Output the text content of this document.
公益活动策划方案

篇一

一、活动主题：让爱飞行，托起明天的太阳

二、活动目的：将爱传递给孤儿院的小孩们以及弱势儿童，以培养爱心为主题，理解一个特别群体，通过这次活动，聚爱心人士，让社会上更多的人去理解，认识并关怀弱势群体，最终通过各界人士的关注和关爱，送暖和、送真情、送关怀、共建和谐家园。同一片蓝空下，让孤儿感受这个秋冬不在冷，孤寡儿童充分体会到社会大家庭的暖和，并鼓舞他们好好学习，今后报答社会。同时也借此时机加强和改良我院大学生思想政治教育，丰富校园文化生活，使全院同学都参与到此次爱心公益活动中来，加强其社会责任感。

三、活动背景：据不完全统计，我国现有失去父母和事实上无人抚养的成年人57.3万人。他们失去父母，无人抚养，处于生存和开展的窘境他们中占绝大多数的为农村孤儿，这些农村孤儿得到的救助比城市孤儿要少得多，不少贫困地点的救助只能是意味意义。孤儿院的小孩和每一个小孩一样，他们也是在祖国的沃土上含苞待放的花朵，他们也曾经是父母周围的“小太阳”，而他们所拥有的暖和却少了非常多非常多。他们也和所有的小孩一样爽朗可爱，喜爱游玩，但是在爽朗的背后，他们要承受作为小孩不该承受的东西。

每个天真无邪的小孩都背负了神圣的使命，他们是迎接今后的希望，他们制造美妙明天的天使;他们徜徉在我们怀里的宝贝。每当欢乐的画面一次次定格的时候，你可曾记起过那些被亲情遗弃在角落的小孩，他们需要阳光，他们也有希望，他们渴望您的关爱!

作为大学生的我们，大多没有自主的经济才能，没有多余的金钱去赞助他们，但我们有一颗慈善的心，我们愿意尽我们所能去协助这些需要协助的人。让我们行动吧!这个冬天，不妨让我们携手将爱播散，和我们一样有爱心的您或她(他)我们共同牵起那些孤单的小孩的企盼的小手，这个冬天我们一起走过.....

--------------------------------

## Your instructions
Return the listing above word for word.

## Task answer
Output the text content of this document.
公益活动策划方案

篇一

一、活动主题：让爱飞行，托起明天的太阳

二、活动目的：将爱传递给孤儿院的小孩们以及弱势儿童，以培养爱心为主题，理解一个特别群体，通过这次活动，聚爱心人士，让社会上更多的人去理解，认识并关怀弱势群体，最终通过各界人士的关注和关爱，送暖和、送真情、送关怀、共建和谐家园。同一片蓝空下，让孤儿感受这个秋冬不在冷，孤寡儿童充分体会到社会大家庭的暖和，并鼓舞他们好好学习，今后报答社会。同时也借此时机加强和改良我院大学生思想政治教育，丰富校园文化生活，使全院同学都参与到此次爱心公益活动中来，加强其社会责任感。

三、活动背景：据不完全统计，我国现有失去父母和事实上无人抚养的成年人57.3万人。他们失去父母，无人抚养，处于生存和开展的窘境他们中占绝大多数的为农村孤儿，这些农村孤儿得到的救助比城市孤儿要少得多，不少贫困地点的救助只能是意味意义。孤儿院的小孩和每一个小孩一样，他们也是在祖国的沃土上含苞待放的花朵，他们也曾经是父母周围的“小太阳”，而他们所拥有的暖和却少了非常多非常多。他们也和所有的小孩一样爽朗可爱，喜爱游玩，但是在爽朗的背后，他们要承受作为小孩不该承受的东西。

每个天真无邪的小孩都背负了神圣的使命，他们是迎接今后的希望，他们制造美妙明天的天使;他们徜徉在我们怀里的宝贝。每当欢乐的画面一次次定格的时候，你可曾记起过那些被亲情遗弃在角落的小孩，他们需要阳光，他们也有希望，他们渴望您的关爱!

作为大学生的我们，大多没有自主的经济才能，没有多余的金钱去赞助他们，但我们有一颗慈善的心，我们愿意尽我们所能去协助这些需要协助的人。让我们行动吧!这个冬天，不妨让我们携手将爱播散，和我们一样有爱心的您或她(他)我们共同牵起那些孤单的小孩的企盼的小手，这个冬天我们一起走过.....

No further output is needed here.